Networking also gives the teachers improved access to web-based resources, whereas previously they would have had to research their ideas in the library. “It makes planning lessons faster and more efficient,” says Ms Thompson.

It has been a big learning curve for the teachers, says information and communications technology teacher Margaret Burns, but The Blue Group is providing training.

The range of devices the children use to enable them to read websites depends on the degree of their disability. Some who are only partly visually impaired use a conventional keyboard.

One boy with severe physical difficulties, who is only able to use his fingers, employs a switch to control what he sees on the computer screen.

CloseView, like Supernova, lets the pupils enlarge text and pictures and change the cursor so that they can see more clearly.

The acutely visually impaired children use an audio software package called Jaws. This enables them to carry out a range of activities, from starting a new office document to writing e-mail notes.

“Without the Jaws software,” Ms Thompson says, “it would be impossible for visually impaired or totally blind pupils to navigate their way around what are quite complex documents.”

━━━━━━━━━━━━━━━━

_TASKS TO COMPLETE_
(1) List every software package named in the passage about assistive technology.
(2) Answer these from the passage about assistive technology:
(a) What subject does Margaret Burns teach?
(b) Who is providing training for the teachers?
(c) What does the boy with severe physical difficulties use to control what he sees on the screen?
(3) From the passage about assistive technology, quote the stretch from "It has been" through "a conventional keyboard.".

━━━━━━━━━━━━━━━━

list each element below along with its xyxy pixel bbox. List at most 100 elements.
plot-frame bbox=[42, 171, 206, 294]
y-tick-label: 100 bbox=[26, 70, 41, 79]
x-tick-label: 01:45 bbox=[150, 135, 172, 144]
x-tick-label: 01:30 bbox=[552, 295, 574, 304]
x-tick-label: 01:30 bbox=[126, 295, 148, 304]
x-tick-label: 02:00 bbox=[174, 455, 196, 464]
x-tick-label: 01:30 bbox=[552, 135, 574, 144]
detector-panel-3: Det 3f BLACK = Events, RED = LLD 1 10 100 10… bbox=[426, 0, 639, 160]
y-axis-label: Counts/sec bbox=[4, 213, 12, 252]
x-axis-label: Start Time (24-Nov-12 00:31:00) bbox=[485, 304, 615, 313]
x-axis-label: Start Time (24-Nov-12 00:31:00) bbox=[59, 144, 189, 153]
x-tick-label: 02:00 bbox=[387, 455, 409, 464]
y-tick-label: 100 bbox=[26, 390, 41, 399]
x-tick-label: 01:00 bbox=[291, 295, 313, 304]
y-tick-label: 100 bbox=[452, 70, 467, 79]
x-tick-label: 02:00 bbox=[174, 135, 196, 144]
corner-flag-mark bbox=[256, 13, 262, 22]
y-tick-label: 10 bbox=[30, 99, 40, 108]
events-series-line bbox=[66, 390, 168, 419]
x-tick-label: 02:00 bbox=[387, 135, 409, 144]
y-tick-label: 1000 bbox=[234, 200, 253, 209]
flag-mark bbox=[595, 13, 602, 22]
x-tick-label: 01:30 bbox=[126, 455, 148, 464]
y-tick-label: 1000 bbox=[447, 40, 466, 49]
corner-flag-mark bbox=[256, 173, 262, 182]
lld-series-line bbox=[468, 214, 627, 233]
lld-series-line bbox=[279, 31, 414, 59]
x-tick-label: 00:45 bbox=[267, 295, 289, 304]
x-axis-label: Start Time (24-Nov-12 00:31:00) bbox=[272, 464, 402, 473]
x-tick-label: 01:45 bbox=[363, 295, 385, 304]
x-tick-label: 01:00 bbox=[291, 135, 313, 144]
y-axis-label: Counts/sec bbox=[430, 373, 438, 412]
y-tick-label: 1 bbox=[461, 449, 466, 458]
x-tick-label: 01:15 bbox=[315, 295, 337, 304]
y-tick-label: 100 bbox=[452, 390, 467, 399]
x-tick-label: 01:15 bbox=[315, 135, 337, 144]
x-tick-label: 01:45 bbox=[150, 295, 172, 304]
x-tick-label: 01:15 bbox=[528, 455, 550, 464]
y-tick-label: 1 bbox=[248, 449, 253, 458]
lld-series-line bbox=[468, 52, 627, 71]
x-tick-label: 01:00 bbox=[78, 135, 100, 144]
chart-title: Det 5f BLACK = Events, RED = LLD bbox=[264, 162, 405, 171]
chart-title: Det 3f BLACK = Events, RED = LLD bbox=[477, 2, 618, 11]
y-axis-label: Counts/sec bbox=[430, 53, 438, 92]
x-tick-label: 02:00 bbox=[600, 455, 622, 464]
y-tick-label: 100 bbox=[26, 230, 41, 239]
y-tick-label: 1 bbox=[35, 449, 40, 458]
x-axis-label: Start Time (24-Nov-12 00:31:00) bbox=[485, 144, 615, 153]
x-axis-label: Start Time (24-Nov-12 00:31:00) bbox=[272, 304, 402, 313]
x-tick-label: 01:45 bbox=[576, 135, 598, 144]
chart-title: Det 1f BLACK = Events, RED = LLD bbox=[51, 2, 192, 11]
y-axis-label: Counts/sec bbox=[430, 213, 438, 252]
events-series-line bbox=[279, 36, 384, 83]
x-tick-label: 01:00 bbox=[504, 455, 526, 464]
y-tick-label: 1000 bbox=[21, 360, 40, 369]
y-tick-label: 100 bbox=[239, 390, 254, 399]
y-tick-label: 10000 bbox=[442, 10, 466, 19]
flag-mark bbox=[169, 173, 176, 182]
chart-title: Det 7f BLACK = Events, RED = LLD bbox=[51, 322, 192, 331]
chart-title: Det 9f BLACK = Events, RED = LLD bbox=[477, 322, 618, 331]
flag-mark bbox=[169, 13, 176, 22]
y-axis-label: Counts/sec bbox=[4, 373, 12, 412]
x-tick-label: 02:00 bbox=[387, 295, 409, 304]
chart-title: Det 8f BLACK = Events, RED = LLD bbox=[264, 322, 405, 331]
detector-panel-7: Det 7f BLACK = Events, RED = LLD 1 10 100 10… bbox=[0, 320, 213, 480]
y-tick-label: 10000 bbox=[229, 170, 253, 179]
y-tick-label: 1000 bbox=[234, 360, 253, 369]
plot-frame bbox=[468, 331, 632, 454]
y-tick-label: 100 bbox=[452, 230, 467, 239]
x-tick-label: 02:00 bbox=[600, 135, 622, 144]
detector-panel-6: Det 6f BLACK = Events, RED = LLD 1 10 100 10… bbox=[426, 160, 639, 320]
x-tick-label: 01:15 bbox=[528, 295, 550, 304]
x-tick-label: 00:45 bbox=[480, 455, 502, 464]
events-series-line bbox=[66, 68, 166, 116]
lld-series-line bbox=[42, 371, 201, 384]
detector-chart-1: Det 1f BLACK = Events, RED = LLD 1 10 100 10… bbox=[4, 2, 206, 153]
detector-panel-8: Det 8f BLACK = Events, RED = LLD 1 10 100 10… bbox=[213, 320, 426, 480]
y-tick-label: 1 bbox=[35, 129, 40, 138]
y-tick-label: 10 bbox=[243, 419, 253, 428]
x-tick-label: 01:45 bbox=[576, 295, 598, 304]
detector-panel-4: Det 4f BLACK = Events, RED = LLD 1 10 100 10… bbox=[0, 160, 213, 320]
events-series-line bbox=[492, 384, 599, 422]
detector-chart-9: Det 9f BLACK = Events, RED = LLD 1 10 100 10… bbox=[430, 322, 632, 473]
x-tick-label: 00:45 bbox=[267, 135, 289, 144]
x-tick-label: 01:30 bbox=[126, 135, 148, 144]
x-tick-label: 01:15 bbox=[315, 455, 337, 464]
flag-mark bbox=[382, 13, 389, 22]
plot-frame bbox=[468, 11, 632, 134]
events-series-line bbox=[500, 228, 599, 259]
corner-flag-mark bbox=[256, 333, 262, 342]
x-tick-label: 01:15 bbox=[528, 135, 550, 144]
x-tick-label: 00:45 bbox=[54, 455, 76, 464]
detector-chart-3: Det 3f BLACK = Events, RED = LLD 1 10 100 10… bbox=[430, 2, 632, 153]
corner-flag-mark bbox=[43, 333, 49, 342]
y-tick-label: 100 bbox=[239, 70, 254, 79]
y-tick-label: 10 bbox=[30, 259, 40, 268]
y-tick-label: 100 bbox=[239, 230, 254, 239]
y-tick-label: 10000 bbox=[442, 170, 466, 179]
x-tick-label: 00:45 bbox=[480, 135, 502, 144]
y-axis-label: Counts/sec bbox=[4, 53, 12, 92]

━━━━━━━━━━━━━━━━

_TASK-BY-TASK RESULTS_
(1) CloseView, Supernova, Jaws

(2)
(a) Information and communications technology
(b) The Blue Group
(c) A switch

(3)
It has been a big learning curve for the teachers, says information and communications technology teacher Margaret Burns, but The Blue Group is providing training.

The range of devices the children use to enable them to read websites depends on the degree of their disability. Some who are only partly visually impaired use a conventional keyboard.